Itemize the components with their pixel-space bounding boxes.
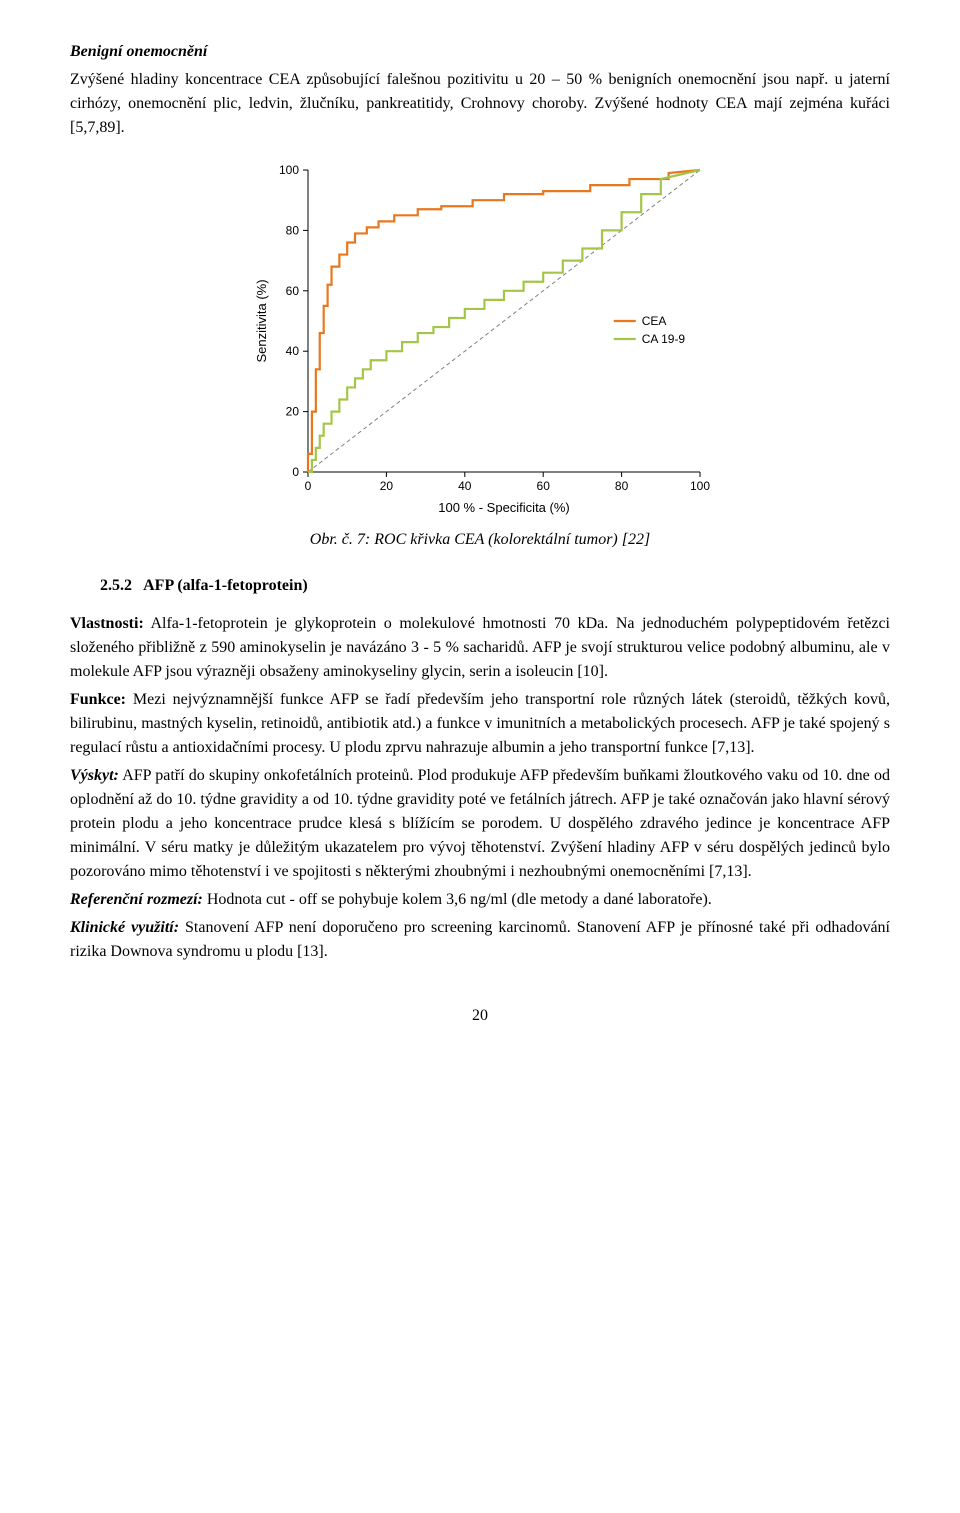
svg-text:20: 20 — [286, 405, 300, 419]
page-number: 20 — [70, 1004, 890, 1028]
section-title: AFP (alfa-1-fetoprotein) — [143, 577, 308, 594]
text-vlastnosti: Alfa-1-fetoprotein je glykoprotein o mol… — [70, 615, 890, 680]
paragraph-vlastnosti: Vlastnosti: Alfa-1-fetoprotein je glykop… — [70, 612, 890, 684]
svg-text:40: 40 — [458, 479, 472, 493]
svg-text:Senzitivita (%): Senzitivita (%) — [254, 279, 269, 362]
svg-text:100: 100 — [279, 163, 299, 177]
text-vyskyt: AFP patří do skupiny onkofetálních prote… — [70, 767, 890, 880]
label-klin: Klinické využití: — [70, 919, 179, 936]
svg-text:100 % - Specificita (%): 100 % - Specificita (%) — [438, 500, 570, 515]
label-vyskyt: Výskyt: — [70, 767, 119, 784]
section-number: 2.5.2 — [100, 577, 132, 594]
heading-benign: Benigní onemocnění — [70, 40, 890, 64]
text-funkce: Mezi nejvýznamnější funkce AFP se řadí p… — [70, 691, 890, 756]
section-heading: 2.5.2 AFP (alfa-1-fetoprotein) — [100, 574, 890, 598]
svg-text:CA 19-9: CA 19-9 — [642, 332, 686, 346]
svg-text:40: 40 — [286, 344, 300, 358]
paragraph-funkce: Funkce: Mezi nejvýznamnější funkce AFP s… — [70, 688, 890, 760]
paragraph-vyskyt: Výskyt: AFP patří do skupiny onkofetální… — [70, 764, 890, 884]
svg-text:60: 60 — [537, 479, 551, 493]
text-ref: Hodnota cut - off se pohybuje kolem 3,6 … — [203, 891, 712, 908]
text-klin: Stanovení AFP není doporučeno pro screen… — [70, 919, 890, 960]
svg-text:20: 20 — [380, 479, 394, 493]
figure-caption: Obr. č. 7: ROC křivka CEA (kolorektální … — [70, 528, 890, 552]
paragraph-klin: Klinické využití: Stanovení AFP není dop… — [70, 916, 890, 964]
svg-text:60: 60 — [286, 284, 300, 298]
svg-text:0: 0 — [292, 465, 299, 479]
svg-text:0: 0 — [305, 479, 312, 493]
svg-text:CEA: CEA — [642, 314, 667, 328]
paragraph-benign: Zvýšené hladiny koncentrace CEA způsobuj… — [70, 68, 890, 140]
roc-chart-container: 0 20 40 60 80 100 0 20 40 60 80 100 100 % - Specific… — [70, 160, 890, 520]
label-funkce: Funkce: — [70, 691, 126, 708]
roc-chart: 0 20 40 60 80 100 0 20 40 60 80 100 100 % - Specific… — [250, 160, 710, 520]
label-ref: Referenční rozmezí: — [70, 891, 203, 908]
label-vlastnosti: Vlastnosti: — [70, 615, 144, 632]
svg-text:80: 80 — [286, 223, 300, 237]
svg-text:80: 80 — [615, 479, 629, 493]
paragraph-ref: Referenční rozmezí: Hodnota cut - off se… — [70, 888, 890, 912]
svg-text:100: 100 — [690, 479, 710, 493]
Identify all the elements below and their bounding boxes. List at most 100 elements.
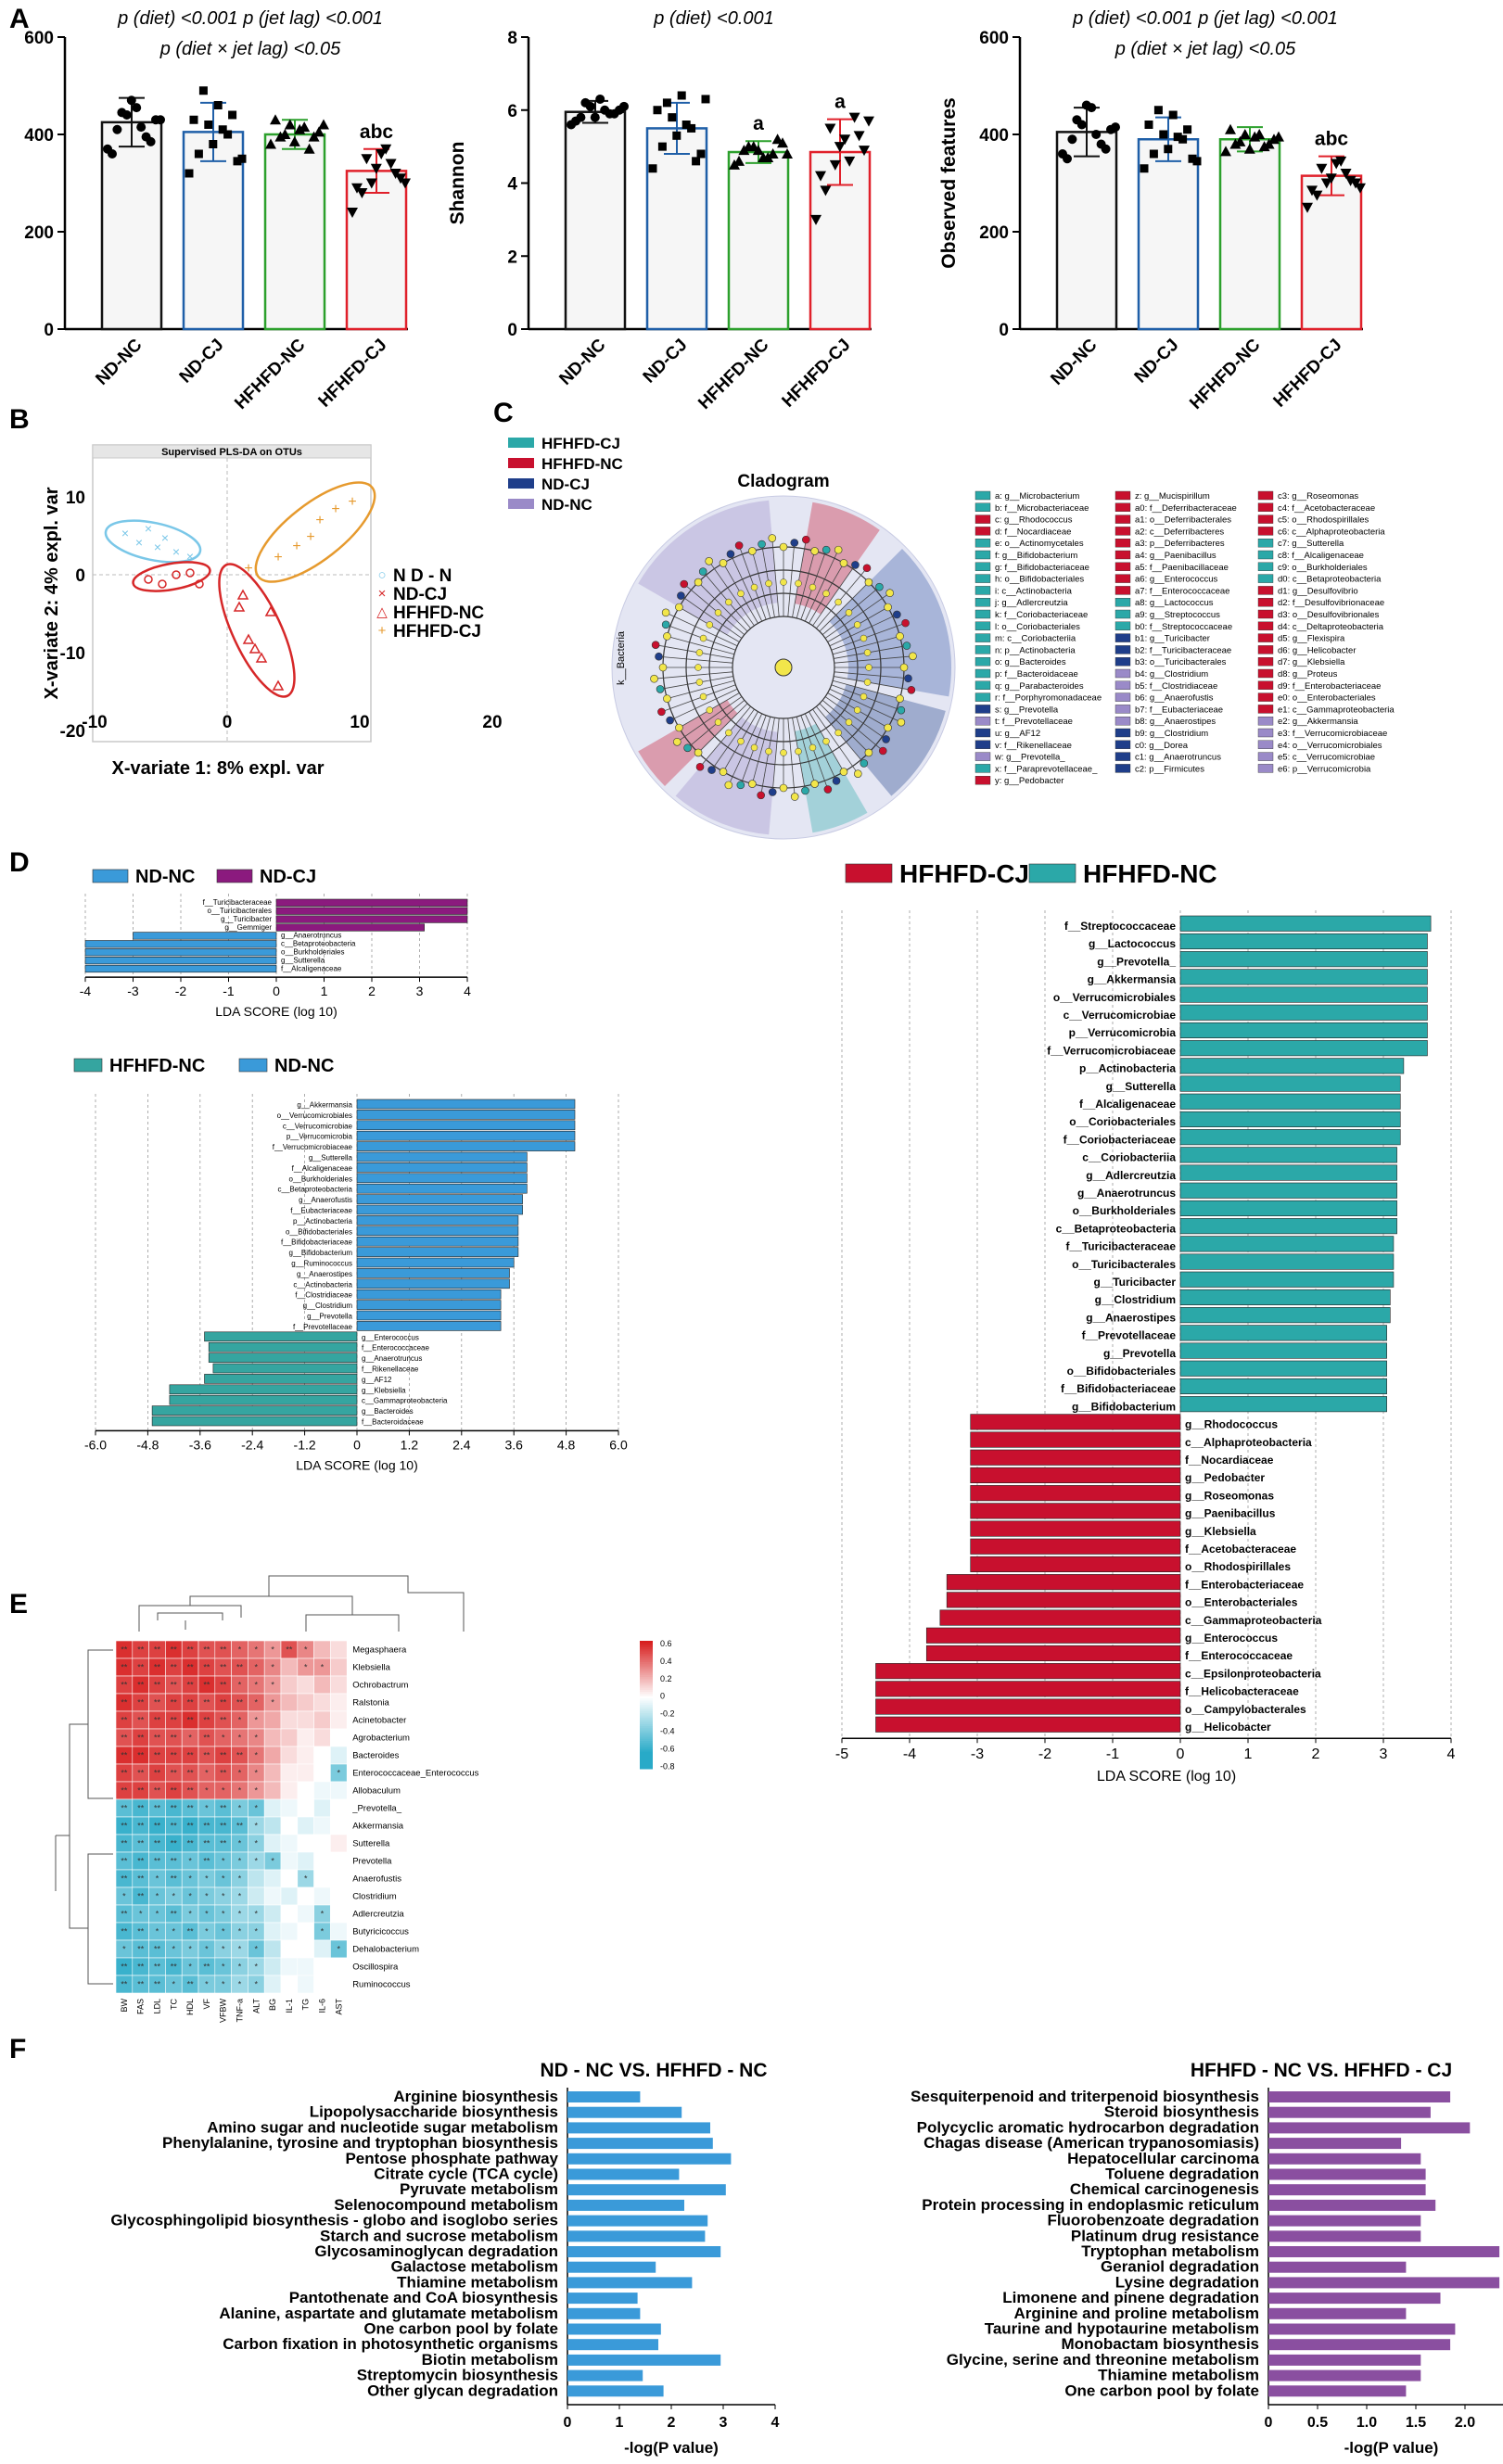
lda-bar <box>1180 934 1427 949</box>
significance-mark: ** <box>171 1734 178 1743</box>
cladogram-node <box>684 744 692 752</box>
plot-title: Supervised PLS-DA on OTUs <box>161 447 302 458</box>
heatmap-cell <box>281 1905 298 1923</box>
lda-taxon-label: g__Sutterella <box>309 1154 353 1162</box>
data-point <box>190 116 198 124</box>
cladogram-title: Cladogram <box>737 472 829 491</box>
significance-letter: abc <box>360 121 394 143</box>
significance-mark: ** <box>220 1681 227 1690</box>
lda-bar <box>971 1432 1180 1448</box>
pathway-bar <box>1268 2230 1420 2242</box>
lda-taxon-label: g__Clostridium <box>1095 1293 1176 1306</box>
cladogram-node <box>883 735 890 743</box>
x-tick-label: 0.5 <box>1307 2415 1328 2431</box>
x-tick-label: -10 <box>82 713 107 732</box>
taxon-swatch <box>1258 503 1273 512</box>
taxon-label: i: c__Actinobacteria <box>995 586 1073 596</box>
x-tick-label: HFHFD-CJ <box>779 336 855 412</box>
significance-mark: * <box>122 1945 126 1954</box>
taxon-label: m: c__Coriobacteriia <box>995 634 1076 644</box>
x-tick-label: HFHFD-NC <box>1186 335 1264 413</box>
significance-letter: abc <box>1315 129 1349 150</box>
data-point <box>1164 145 1172 153</box>
lda-taxon-label: o__Burkholderiales <box>281 948 345 957</box>
significance-mark: ** <box>121 1663 128 1672</box>
pls-point: + <box>306 529 314 545</box>
x-tick-label: -4 <box>903 1746 916 1762</box>
y-axis-label: Chao 1 <box>0 150 5 215</box>
significance-mark: ** <box>121 1980 128 1989</box>
heatmap-cell <box>298 1782 314 1799</box>
taxon-swatch <box>975 575 990 583</box>
significance-mark: * <box>255 1910 259 1919</box>
lda-taxon-label: g__Akkermansia <box>1088 973 1177 986</box>
lda-bar <box>1180 1040 1427 1056</box>
lda-taxon-label: c__Alphaproteobacteria <box>1185 1436 1312 1449</box>
significance-mark: * <box>338 1769 341 1778</box>
cladogram-node <box>863 565 871 572</box>
significance-mark: ** <box>154 1786 161 1796</box>
significance-mark: * <box>238 1962 242 1972</box>
significance-mark: ** <box>236 1698 244 1708</box>
significance-mark: * <box>238 1786 242 1796</box>
significance-mark: * <box>255 1839 259 1848</box>
lda-bar <box>357 1226 518 1236</box>
lda-taxon-label: g__Gemmiger <box>224 923 272 932</box>
significance-mark: * <box>238 1804 242 1813</box>
pathway-bar <box>1268 2293 1441 2304</box>
heatmap-cell <box>281 1694 298 1711</box>
x-axis-label: LDA SCORE (log 10) <box>215 1004 338 1019</box>
data-point <box>219 125 227 133</box>
significance-mark: ** <box>203 1716 210 1725</box>
cladogram-node <box>893 611 900 618</box>
lda-taxon-label: f__Enterococcaceae <box>362 1344 429 1353</box>
bar-HFHFD-NC <box>265 134 325 329</box>
cladogram-node <box>909 653 916 660</box>
data-point <box>697 150 706 159</box>
legend-label: HFHFD-NC <box>393 603 484 623</box>
y-tick-label: 0 <box>999 321 1009 340</box>
data-point <box>672 132 681 140</box>
data-point <box>146 137 156 146</box>
significance-mark: * <box>156 1910 159 1919</box>
taxon-swatch <box>975 551 990 559</box>
taxon-swatch <box>975 610 990 618</box>
lda-taxon-label: g__Turicibacter <box>221 915 272 923</box>
significance-mark: ** <box>121 1698 128 1708</box>
significance-mark: * <box>255 1804 259 1813</box>
significance-mark: ** <box>171 1681 178 1690</box>
taxon-swatch <box>975 539 990 547</box>
x-tick-label: HFHFD-CJ <box>1270 336 1346 412</box>
x-tick-label: 1 <box>616 2415 624 2431</box>
significance-mark: * <box>238 1910 242 1919</box>
cladogram-node <box>865 578 873 586</box>
heatmap-cell <box>298 1817 314 1835</box>
cladogram-node <box>707 707 713 714</box>
lda-bar <box>1180 1307 1390 1323</box>
cladogram-node <box>791 793 798 800</box>
significance-mark: * <box>205 1769 209 1778</box>
significance-mark: ** <box>220 1751 227 1760</box>
lda-taxon-label: f__Streptococcaceae <box>1064 920 1176 933</box>
data-point <box>204 121 212 129</box>
lda-bar <box>357 1152 527 1162</box>
significance-mark: ** <box>220 1698 227 1708</box>
lda-taxon-label: g__Anaerotruncus <box>281 932 341 940</box>
taxon-swatch <box>1115 669 1130 678</box>
pathway-bar <box>1268 2355 1420 2366</box>
taxon-label: a0: f__Deferribacteraceae <box>1135 503 1237 514</box>
lda-hfhfd-cj-vs-hfhfd-nc: HFHFD-CJ HFHFD-NC-5 -4 -3 -2 -1 0 1 2 3 4LDA SCORE… <box>835 859 1456 1784</box>
taxon-label: b9: g__Clostridium <box>1135 729 1208 739</box>
data-point <box>1072 115 1081 124</box>
data-point <box>361 154 372 164</box>
pls-point: × <box>135 535 143 550</box>
taxon-swatch <box>1258 705 1273 713</box>
lda-taxon-label: g__Roseomonas <box>1185 1489 1274 1502</box>
scale-tick-label: 0.4 <box>660 1657 672 1666</box>
legend-label: ND-CJ <box>541 476 590 493</box>
significance-mark: ** <box>137 1945 145 1954</box>
lda-taxon-label: g__Bifidobacterium <box>1072 1400 1176 1413</box>
x-tick-label: -1.2 <box>294 1437 316 1452</box>
significance-mark: ** <box>137 1751 145 1760</box>
cladogram-node <box>885 724 892 731</box>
====================
Check each line above for the string "Klinické" and show the ones that have it.

label-klin: Klinické využití: — [70, 919, 179, 936]
paragraph-klin: Klinické využití: Stanovení AFP není dop… — [70, 916, 890, 964]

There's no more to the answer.